[Data items]

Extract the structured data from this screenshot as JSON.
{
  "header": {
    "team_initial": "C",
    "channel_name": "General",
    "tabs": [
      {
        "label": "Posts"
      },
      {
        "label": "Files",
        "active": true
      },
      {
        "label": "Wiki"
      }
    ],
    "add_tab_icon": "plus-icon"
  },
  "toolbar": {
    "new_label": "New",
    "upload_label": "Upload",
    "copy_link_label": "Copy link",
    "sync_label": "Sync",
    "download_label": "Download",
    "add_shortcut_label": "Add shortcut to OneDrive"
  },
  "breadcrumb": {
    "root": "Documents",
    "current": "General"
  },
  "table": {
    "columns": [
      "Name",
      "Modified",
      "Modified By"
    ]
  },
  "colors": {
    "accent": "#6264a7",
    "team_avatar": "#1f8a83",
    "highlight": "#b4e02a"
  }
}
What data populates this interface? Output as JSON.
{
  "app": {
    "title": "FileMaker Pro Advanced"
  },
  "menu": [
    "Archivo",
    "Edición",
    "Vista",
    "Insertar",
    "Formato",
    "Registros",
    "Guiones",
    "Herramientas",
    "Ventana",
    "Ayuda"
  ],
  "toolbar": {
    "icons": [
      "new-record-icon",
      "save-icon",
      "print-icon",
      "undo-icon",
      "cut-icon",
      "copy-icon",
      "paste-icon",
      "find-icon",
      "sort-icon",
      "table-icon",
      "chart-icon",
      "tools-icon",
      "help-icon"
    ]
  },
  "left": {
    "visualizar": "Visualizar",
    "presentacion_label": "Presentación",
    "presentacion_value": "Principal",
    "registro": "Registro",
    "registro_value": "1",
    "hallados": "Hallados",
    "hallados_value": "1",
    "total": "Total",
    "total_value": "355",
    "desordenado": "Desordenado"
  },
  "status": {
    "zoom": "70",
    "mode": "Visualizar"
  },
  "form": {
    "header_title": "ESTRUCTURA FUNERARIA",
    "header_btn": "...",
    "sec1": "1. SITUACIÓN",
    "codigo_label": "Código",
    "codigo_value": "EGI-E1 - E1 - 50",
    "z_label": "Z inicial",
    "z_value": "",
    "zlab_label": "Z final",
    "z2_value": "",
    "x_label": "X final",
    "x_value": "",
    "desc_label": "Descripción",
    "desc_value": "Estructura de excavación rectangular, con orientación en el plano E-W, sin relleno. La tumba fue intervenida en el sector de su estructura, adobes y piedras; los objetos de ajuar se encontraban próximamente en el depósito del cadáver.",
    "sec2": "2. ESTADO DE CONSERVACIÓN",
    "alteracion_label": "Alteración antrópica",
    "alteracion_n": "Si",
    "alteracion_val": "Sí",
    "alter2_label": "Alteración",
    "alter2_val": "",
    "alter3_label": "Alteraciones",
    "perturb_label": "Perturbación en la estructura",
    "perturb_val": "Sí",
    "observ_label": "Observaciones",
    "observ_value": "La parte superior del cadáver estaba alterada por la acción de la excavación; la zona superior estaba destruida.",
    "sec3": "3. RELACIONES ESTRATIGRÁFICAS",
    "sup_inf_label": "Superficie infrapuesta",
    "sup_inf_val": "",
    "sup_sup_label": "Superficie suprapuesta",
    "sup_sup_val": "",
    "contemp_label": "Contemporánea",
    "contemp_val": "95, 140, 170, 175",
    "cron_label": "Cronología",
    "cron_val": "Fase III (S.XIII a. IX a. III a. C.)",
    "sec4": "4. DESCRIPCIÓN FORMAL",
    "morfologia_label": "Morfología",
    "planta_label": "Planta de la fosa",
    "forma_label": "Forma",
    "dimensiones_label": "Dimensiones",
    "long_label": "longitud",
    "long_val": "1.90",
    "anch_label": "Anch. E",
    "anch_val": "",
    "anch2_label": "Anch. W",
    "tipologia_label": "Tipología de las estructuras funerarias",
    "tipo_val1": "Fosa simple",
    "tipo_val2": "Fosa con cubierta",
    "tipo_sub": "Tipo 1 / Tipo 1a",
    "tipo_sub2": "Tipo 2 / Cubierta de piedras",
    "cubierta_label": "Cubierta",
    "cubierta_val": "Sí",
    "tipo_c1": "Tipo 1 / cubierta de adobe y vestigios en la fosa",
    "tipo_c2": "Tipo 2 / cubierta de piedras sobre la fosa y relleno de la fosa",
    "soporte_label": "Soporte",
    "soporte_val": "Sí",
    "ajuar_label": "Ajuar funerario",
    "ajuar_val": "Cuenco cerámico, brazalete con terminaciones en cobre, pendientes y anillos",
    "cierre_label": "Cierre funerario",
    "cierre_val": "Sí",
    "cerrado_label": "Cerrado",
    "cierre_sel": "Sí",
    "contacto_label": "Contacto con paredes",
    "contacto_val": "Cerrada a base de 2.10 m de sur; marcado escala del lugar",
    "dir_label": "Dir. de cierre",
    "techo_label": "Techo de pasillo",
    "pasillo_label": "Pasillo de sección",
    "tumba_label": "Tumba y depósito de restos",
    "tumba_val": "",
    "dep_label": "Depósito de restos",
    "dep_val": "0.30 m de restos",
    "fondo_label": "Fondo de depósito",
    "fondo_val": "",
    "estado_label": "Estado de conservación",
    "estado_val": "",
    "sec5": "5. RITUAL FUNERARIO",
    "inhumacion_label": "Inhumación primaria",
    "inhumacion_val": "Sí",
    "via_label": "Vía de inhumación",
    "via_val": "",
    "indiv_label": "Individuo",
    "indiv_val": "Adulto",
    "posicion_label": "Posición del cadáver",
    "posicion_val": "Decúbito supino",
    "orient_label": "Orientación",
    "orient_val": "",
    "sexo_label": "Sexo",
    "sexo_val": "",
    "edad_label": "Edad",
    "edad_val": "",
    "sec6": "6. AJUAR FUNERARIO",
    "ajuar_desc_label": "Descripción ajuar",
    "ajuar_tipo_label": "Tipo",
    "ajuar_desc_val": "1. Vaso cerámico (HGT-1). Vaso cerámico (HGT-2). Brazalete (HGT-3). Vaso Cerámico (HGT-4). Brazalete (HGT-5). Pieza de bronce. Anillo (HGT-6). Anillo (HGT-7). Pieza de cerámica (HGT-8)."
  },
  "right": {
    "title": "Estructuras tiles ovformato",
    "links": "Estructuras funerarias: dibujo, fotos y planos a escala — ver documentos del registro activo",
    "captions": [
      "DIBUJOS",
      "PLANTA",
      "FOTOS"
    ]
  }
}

### The problem
Scan the listing above. Collect all lines with the word "cadáver".

### Reply
    "desc_value": "Estructura de excavación rectangular, con orientación en el plano E-W, sin relleno. La tumba fue intervenida en el sector de su estructura, adobes y piedras; los objetos de ajuar se encontraban próximamente en el depósito del cadáver.",
    "observ_value": "La parte superior del cadáver estaba alterada por la acción de la excavación; la zona superior estaba destruida.",
    "posicion_label": "Posición del cadáver",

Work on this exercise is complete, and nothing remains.